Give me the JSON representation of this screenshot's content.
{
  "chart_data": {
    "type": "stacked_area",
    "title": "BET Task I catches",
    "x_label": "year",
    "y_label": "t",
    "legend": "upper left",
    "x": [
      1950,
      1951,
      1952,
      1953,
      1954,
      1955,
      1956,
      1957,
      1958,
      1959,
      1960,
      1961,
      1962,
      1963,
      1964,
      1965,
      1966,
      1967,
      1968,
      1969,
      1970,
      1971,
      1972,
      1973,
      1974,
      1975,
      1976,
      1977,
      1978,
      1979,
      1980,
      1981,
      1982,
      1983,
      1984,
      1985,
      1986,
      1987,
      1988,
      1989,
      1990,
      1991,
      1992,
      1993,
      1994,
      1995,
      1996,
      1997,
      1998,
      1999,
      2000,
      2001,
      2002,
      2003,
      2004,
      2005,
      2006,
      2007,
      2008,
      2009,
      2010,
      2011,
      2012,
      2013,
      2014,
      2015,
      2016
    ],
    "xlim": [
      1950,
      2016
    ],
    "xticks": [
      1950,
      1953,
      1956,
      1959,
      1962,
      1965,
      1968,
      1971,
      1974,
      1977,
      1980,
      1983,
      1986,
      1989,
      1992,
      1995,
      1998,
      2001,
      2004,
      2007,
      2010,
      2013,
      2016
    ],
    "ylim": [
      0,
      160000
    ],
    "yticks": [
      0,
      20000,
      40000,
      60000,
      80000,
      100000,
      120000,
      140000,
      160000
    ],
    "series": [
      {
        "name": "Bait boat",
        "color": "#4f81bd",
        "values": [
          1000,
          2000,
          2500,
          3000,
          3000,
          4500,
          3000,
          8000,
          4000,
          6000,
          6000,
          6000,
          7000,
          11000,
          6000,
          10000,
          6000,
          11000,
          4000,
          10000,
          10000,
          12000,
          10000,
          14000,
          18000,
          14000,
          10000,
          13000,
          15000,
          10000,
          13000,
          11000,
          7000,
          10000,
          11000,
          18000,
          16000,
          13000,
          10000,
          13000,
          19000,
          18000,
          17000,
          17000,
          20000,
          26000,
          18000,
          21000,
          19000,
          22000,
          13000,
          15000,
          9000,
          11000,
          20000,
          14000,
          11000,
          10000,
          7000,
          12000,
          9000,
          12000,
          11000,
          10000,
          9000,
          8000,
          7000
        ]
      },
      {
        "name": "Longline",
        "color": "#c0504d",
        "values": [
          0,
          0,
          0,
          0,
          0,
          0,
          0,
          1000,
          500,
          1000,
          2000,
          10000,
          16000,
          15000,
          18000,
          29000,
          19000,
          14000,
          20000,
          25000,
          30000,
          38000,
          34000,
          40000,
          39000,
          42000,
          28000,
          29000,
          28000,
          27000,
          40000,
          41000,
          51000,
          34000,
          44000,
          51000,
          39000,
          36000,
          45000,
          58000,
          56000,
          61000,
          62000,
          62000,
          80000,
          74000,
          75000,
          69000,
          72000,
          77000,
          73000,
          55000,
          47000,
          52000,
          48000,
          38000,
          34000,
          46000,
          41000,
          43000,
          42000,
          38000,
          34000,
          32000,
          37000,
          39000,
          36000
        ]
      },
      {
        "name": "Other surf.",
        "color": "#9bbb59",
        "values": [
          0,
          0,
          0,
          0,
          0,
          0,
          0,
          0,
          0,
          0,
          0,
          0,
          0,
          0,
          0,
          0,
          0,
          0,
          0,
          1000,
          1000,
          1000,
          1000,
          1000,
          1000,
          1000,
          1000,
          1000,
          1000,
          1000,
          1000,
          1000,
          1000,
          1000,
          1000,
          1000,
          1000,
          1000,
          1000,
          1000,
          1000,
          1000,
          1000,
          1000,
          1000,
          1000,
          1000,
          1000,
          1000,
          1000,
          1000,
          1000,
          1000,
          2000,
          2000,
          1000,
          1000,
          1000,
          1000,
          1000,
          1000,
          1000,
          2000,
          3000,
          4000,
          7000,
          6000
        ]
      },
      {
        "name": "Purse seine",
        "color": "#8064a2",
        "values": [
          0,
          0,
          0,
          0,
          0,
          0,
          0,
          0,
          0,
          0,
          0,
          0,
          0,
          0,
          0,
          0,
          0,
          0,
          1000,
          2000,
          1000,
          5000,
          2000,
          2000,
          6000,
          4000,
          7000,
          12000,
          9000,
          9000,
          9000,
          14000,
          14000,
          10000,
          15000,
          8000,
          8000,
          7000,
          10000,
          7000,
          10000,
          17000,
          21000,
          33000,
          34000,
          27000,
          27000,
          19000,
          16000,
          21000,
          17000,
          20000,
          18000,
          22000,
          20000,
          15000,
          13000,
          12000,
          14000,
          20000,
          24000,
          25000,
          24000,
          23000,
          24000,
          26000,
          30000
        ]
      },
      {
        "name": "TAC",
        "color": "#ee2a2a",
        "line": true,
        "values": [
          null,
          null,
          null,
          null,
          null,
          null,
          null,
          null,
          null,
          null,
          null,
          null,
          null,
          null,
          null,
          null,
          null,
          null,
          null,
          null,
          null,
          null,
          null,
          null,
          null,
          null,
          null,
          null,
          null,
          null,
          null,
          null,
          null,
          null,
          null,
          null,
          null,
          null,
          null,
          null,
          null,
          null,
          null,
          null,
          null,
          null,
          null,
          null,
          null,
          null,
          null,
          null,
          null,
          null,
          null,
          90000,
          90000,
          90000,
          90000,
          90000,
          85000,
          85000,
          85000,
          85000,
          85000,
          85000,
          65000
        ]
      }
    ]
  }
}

● ● ● ● ●

## Task description
Copy each line above that contains the word "name".

## Full output
        "name": "Bait boat",
        "name": "Longline",
        "name": "Other surf.",
        "name": "Purse seine",
        "name": "TAC",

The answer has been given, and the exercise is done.